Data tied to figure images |
---
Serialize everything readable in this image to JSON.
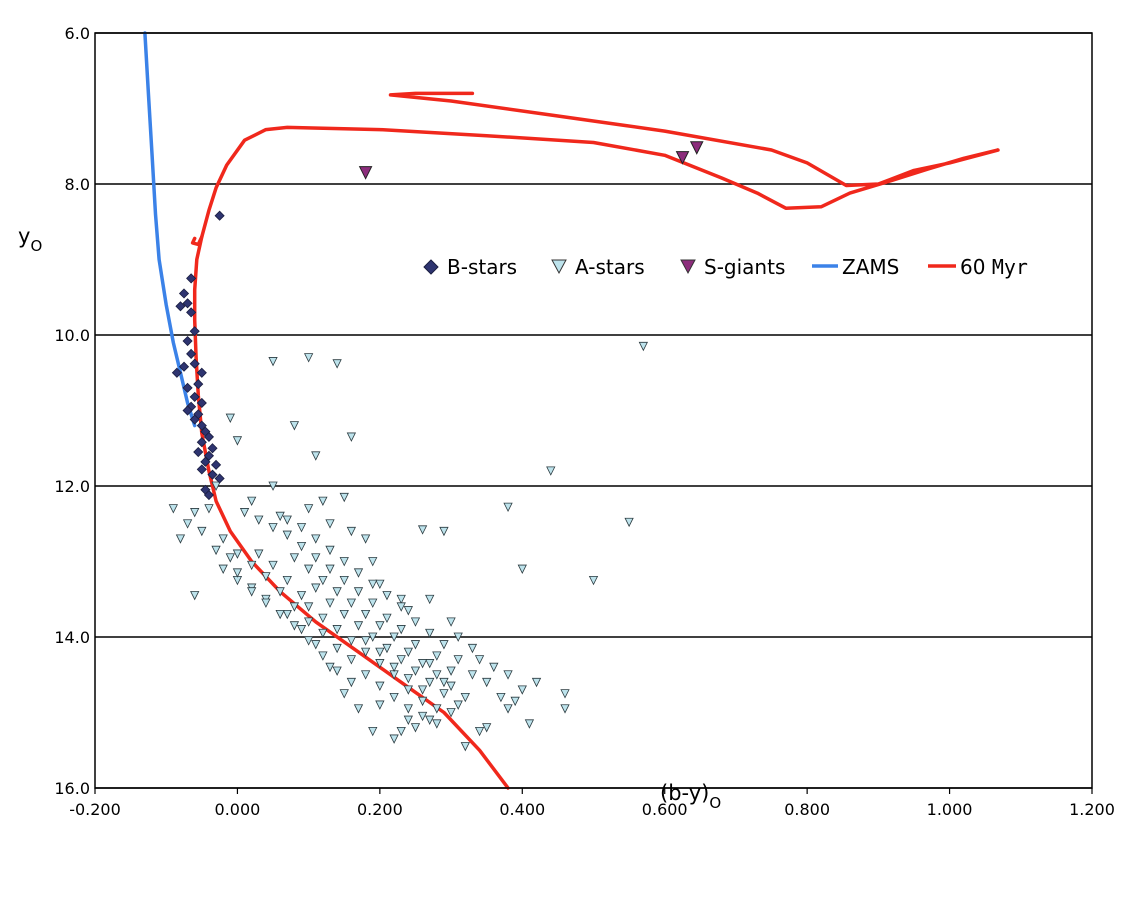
{
  "chart_data": {
    "type": "scatter",
    "title": "",
    "xlabel": "(b-y)",
    "xlabel_sub": "O",
    "ylabel": "y",
    "ylabel_sub": "O",
    "xlim": [
      -0.2,
      1.2
    ],
    "ylim": [
      16.0,
      6.0
    ],
    "y_inverted": true,
    "x_ticks": [
      -0.2,
      0.0,
      0.2,
      0.4,
      0.6,
      0.8,
      1.0,
      1.2
    ],
    "x_tick_labels": [
      "-0.200",
      "0.000",
      "0.200",
      "0.400",
      "0.600",
      "0.800",
      "1.000",
      "1.200"
    ],
    "y_ticks": [
      6.0,
      8.0,
      10.0,
      12.0,
      14.0,
      16.0
    ],
    "y_tick_labels": [
      "6.0",
      "8.0",
      "10.0",
      "12.0",
      "14.0",
      "16.0"
    ],
    "grid": "horizontal",
    "legend_position": "right-middle",
    "legend": [
      {
        "label": "B-stars",
        "marker": "diamond",
        "color": "#2e3470"
      },
      {
        "label": "A-stars",
        "marker": "triangle-down",
        "color": "#bde3ec"
      },
      {
        "label": "S-giants",
        "marker": "triangle-down",
        "color": "#8c2d7c"
      },
      {
        "label": "ZAMS",
        "marker": "line",
        "color": "#3b82e8"
      },
      {
        "label": "60 ",
        "label_mono": "Myr",
        "marker": "line",
        "color": "#f0281c"
      }
    ],
    "series": [
      {
        "name": "B-stars",
        "kind": "scatter",
        "marker": "diamond",
        "color": "#2e3470",
        "points": [
          [
            -0.025,
            8.42
          ],
          [
            -0.065,
            9.25
          ],
          [
            -0.075,
            9.45
          ],
          [
            -0.07,
            9.58
          ],
          [
            -0.08,
            9.62
          ],
          [
            -0.065,
            9.7
          ],
          [
            -0.06,
            9.95
          ],
          [
            -0.07,
            10.08
          ],
          [
            -0.065,
            10.25
          ],
          [
            -0.06,
            10.38
          ],
          [
            -0.075,
            10.42
          ],
          [
            -0.05,
            10.5
          ],
          [
            -0.085,
            10.5
          ],
          [
            -0.055,
            10.65
          ],
          [
            -0.07,
            10.7
          ],
          [
            -0.06,
            10.82
          ],
          [
            -0.05,
            10.9
          ],
          [
            -0.065,
            10.95
          ],
          [
            -0.07,
            11.0
          ],
          [
            -0.055,
            11.05
          ],
          [
            -0.06,
            11.12
          ],
          [
            -0.05,
            11.2
          ],
          [
            -0.045,
            11.28
          ],
          [
            -0.04,
            11.35
          ],
          [
            -0.05,
            11.42
          ],
          [
            -0.035,
            11.5
          ],
          [
            -0.055,
            11.55
          ],
          [
            -0.04,
            11.6
          ],
          [
            -0.045,
            11.68
          ],
          [
            -0.03,
            11.72
          ],
          [
            -0.05,
            11.78
          ],
          [
            -0.035,
            11.85
          ],
          [
            -0.025,
            11.9
          ],
          [
            -0.045,
            12.05
          ],
          [
            -0.04,
            12.12
          ]
        ]
      },
      {
        "name": "A-stars",
        "kind": "scatter",
        "marker": "triangle-down",
        "color": "#bde3ec",
        "points": [
          [
            0.05,
            10.35
          ],
          [
            0.1,
            10.3
          ],
          [
            0.14,
            10.38
          ],
          [
            0.57,
            10.15
          ],
          [
            0.08,
            11.2
          ],
          [
            0.16,
            11.35
          ],
          [
            -0.01,
            11.1
          ],
          [
            0.0,
            11.4
          ],
          [
            0.11,
            11.6
          ],
          [
            0.44,
            11.8
          ],
          [
            -0.03,
            12.0
          ],
          [
            0.05,
            12.0
          ],
          [
            0.38,
            12.28
          ],
          [
            0.55,
            12.48
          ],
          [
            0.26,
            12.58
          ],
          [
            0.29,
            12.6
          ],
          [
            0.4,
            13.1
          ],
          [
            0.5,
            13.25
          ],
          [
            -0.06,
            13.45
          ],
          [
            -0.09,
            12.3
          ],
          [
            -0.08,
            12.7
          ],
          [
            -0.07,
            12.5
          ],
          [
            -0.06,
            12.35
          ],
          [
            0.02,
            12.2
          ],
          [
            0.06,
            12.4
          ],
          [
            0.1,
            12.3
          ],
          [
            0.12,
            12.2
          ],
          [
            0.15,
            12.15
          ],
          [
            0.13,
            12.5
          ],
          [
            0.16,
            12.6
          ],
          [
            0.18,
            12.7
          ],
          [
            0.19,
            13.0
          ],
          [
            0.2,
            13.3
          ],
          [
            0.23,
            13.5
          ],
          [
            0.24,
            13.65
          ],
          [
            0.27,
            13.5
          ],
          [
            0.3,
            13.8
          ],
          [
            0.31,
            14.0
          ],
          [
            0.33,
            14.15
          ],
          [
            0.34,
            14.3
          ],
          [
            0.35,
            14.6
          ],
          [
            0.37,
            14.8
          ],
          [
            0.38,
            14.95
          ],
          [
            0.39,
            14.85
          ],
          [
            0.4,
            14.7
          ],
          [
            0.42,
            14.6
          ],
          [
            0.46,
            14.75
          ],
          [
            0.46,
            14.95
          ],
          [
            0.41,
            15.15
          ],
          [
            0.35,
            15.2
          ],
          [
            0.34,
            15.25
          ],
          [
            0.32,
            15.45
          ],
          [
            0.27,
            15.1
          ],
          [
            0.25,
            15.2
          ],
          [
            0.23,
            15.25
          ],
          [
            0.22,
            15.35
          ],
          [
            0.19,
            15.25
          ],
          [
            0.17,
            14.95
          ],
          [
            0.15,
            14.75
          ],
          [
            0.13,
            14.4
          ],
          [
            0.11,
            14.1
          ],
          [
            0.09,
            13.9
          ],
          [
            0.07,
            13.7
          ],
          [
            0.04,
            13.5
          ],
          [
            0.02,
            13.35
          ],
          [
            0.0,
            13.25
          ],
          [
            -0.02,
            13.1
          ],
          [
            -0.03,
            12.85
          ],
          [
            -0.05,
            12.6
          ],
          [
            -0.04,
            12.3
          ],
          [
            0.03,
            12.9
          ],
          [
            0.05,
            13.05
          ],
          [
            0.07,
            13.25
          ],
          [
            0.09,
            13.45
          ],
          [
            0.1,
            13.6
          ],
          [
            0.12,
            13.75
          ],
          [
            0.14,
            13.9
          ],
          [
            0.16,
            14.05
          ],
          [
            0.18,
            14.2
          ],
          [
            0.2,
            14.35
          ],
          [
            0.22,
            14.5
          ],
          [
            0.24,
            14.7
          ],
          [
            0.26,
            14.85
          ],
          [
            0.28,
            14.95
          ],
          [
            0.29,
            14.6
          ],
          [
            0.27,
            14.35
          ],
          [
            0.25,
            14.1
          ],
          [
            0.23,
            13.9
          ],
          [
            0.21,
            13.75
          ],
          [
            0.19,
            13.55
          ],
          [
            0.17,
            13.4
          ],
          [
            0.15,
            13.25
          ],
          [
            0.13,
            13.1
          ],
          [
            0.11,
            12.95
          ],
          [
            0.09,
            12.8
          ],
          [
            0.07,
            12.65
          ],
          [
            0.05,
            12.55
          ],
          [
            0.03,
            12.45
          ],
          [
            0.01,
            12.35
          ],
          [
            0.11,
            13.35
          ],
          [
            0.13,
            13.55
          ],
          [
            0.15,
            13.7
          ],
          [
            0.17,
            13.85
          ],
          [
            0.19,
            14.0
          ],
          [
            0.21,
            14.15
          ],
          [
            0.23,
            14.3
          ],
          [
            0.25,
            14.45
          ],
          [
            0.27,
            14.6
          ],
          [
            0.29,
            14.75
          ],
          [
            0.31,
            14.9
          ],
          [
            0.33,
            14.5
          ],
          [
            0.31,
            14.3
          ],
          [
            0.29,
            14.1
          ],
          [
            0.27,
            13.95
          ],
          [
            0.25,
            13.8
          ],
          [
            0.23,
            13.6
          ],
          [
            0.21,
            13.45
          ],
          [
            0.19,
            13.3
          ],
          [
            0.17,
            13.15
          ],
          [
            0.15,
            13.0
          ],
          [
            0.13,
            12.85
          ],
          [
            0.11,
            12.7
          ],
          [
            0.09,
            12.55
          ],
          [
            0.07,
            12.45
          ],
          [
            0.18,
            14.5
          ],
          [
            0.2,
            14.65
          ],
          [
            0.22,
            14.8
          ],
          [
            0.24,
            14.95
          ],
          [
            0.26,
            15.05
          ],
          [
            0.16,
            14.3
          ],
          [
            0.14,
            14.15
          ],
          [
            0.12,
            13.95
          ],
          [
            0.1,
            13.8
          ],
          [
            0.08,
            13.6
          ],
          [
            0.06,
            13.4
          ],
          [
            0.04,
            13.2
          ],
          [
            0.02,
            13.05
          ],
          [
            0.0,
            12.9
          ],
          [
            -0.02,
            12.7
          ],
          [
            0.36,
            14.4
          ],
          [
            0.38,
            14.5
          ],
          [
            0.3,
            15.0
          ],
          [
            0.28,
            15.15
          ],
          [
            0.24,
            15.1
          ],
          [
            0.2,
            14.9
          ],
          [
            0.16,
            14.6
          ],
          [
            0.14,
            14.45
          ],
          [
            0.12,
            14.25
          ],
          [
            0.1,
            14.05
          ],
          [
            0.08,
            13.85
          ],
          [
            0.06,
            13.7
          ],
          [
            0.04,
            13.55
          ],
          [
            0.02,
            13.4
          ],
          [
            0.0,
            13.15
          ],
          [
            -0.01,
            12.95
          ],
          [
            0.08,
            12.95
          ],
          [
            0.1,
            13.1
          ],
          [
            0.12,
            13.25
          ],
          [
            0.14,
            13.4
          ],
          [
            0.16,
            13.55
          ],
          [
            0.18,
            13.7
          ],
          [
            0.2,
            13.85
          ],
          [
            0.22,
            14.0
          ],
          [
            0.24,
            14.2
          ],
          [
            0.26,
            14.35
          ],
          [
            0.28,
            14.5
          ],
          [
            0.3,
            14.65
          ],
          [
            0.32,
            14.8
          ],
          [
            0.28,
            14.25
          ],
          [
            0.3,
            14.45
          ],
          [
            0.24,
            14.55
          ],
          [
            0.22,
            14.4
          ],
          [
            0.2,
            14.2
          ],
          [
            0.18,
            14.05
          ],
          [
            0.26,
            14.7
          ]
        ]
      },
      {
        "name": "S-giants",
        "kind": "scatter",
        "marker": "triangle-down",
        "color": "#8c2d7c",
        "points": [
          [
            0.18,
            7.85
          ],
          [
            0.625,
            7.65
          ],
          [
            0.645,
            7.52
          ]
        ]
      },
      {
        "name": "ZAMS",
        "kind": "line",
        "color": "#3b82e8",
        "points": [
          [
            -0.13,
            6.0
          ],
          [
            -0.125,
            6.8
          ],
          [
            -0.12,
            7.6
          ],
          [
            -0.115,
            8.4
          ],
          [
            -0.11,
            9.0
          ],
          [
            -0.1,
            9.6
          ],
          [
            -0.09,
            10.1
          ],
          [
            -0.08,
            10.5
          ],
          [
            -0.07,
            10.9
          ],
          [
            -0.06,
            11.2
          ]
        ]
      },
      {
        "name": "60 Myr",
        "kind": "line",
        "color": "#f0281c",
        "points": [
          [
            0.38,
            16.0
          ],
          [
            0.34,
            15.5
          ],
          [
            0.29,
            15.0
          ],
          [
            0.23,
            14.6
          ],
          [
            0.17,
            14.2
          ],
          [
            0.11,
            13.8
          ],
          [
            0.06,
            13.4
          ],
          [
            0.02,
            13.0
          ],
          [
            -0.01,
            12.6
          ],
          [
            -0.03,
            12.2
          ],
          [
            -0.04,
            11.8
          ],
          [
            -0.05,
            11.3
          ],
          [
            -0.055,
            10.8
          ],
          [
            -0.058,
            10.3
          ],
          [
            -0.06,
            9.8
          ],
          [
            -0.06,
            9.4
          ],
          [
            -0.057,
            9.0
          ],
          [
            -0.05,
            8.7
          ],
          [
            -0.04,
            8.35
          ],
          [
            -0.03,
            8.05
          ],
          [
            -0.015,
            7.75
          ],
          [
            0.01,
            7.42
          ],
          [
            0.04,
            7.28
          ],
          [
            0.07,
            7.25
          ],
          [
            0.2,
            7.28
          ],
          [
            0.35,
            7.36
          ],
          [
            0.5,
            7.45
          ],
          [
            0.6,
            7.62
          ],
          [
            0.68,
            7.92
          ],
          [
            0.73,
            8.12
          ],
          [
            0.77,
            8.32
          ],
          [
            0.82,
            8.3
          ],
          [
            0.86,
            8.12
          ],
          [
            0.92,
            7.95
          ],
          [
            0.97,
            7.8
          ],
          [
            1.02,
            7.66
          ],
          [
            1.068,
            7.55
          ],
          [
            1.0,
            7.72
          ],
          [
            0.95,
            7.82
          ],
          [
            0.9,
            8.0
          ],
          [
            0.855,
            8.02
          ],
          [
            0.8,
            7.72
          ],
          [
            0.75,
            7.55
          ],
          [
            0.6,
            7.3
          ],
          [
            0.45,
            7.1
          ],
          [
            0.3,
            6.9
          ],
          [
            0.215,
            6.82
          ],
          [
            0.25,
            6.8
          ],
          [
            0.33,
            6.8
          ]
        ]
      },
      {
        "name": "60 Myr hook",
        "kind": "line",
        "color": "#f0281c",
        "points": [
          [
            -0.06,
            8.72
          ],
          [
            -0.063,
            8.78
          ],
          [
            -0.055,
            8.8
          ],
          [
            -0.05,
            8.7
          ]
        ]
      }
    ]
  }
}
---
Objective | Only lines holding the string "stars" are wanted; gather each one from the entries above.

Solution to the problem |
        "label": "B-stars",
        "label": "A-stars",
        "name": "B-stars",
        "name": "A-stars",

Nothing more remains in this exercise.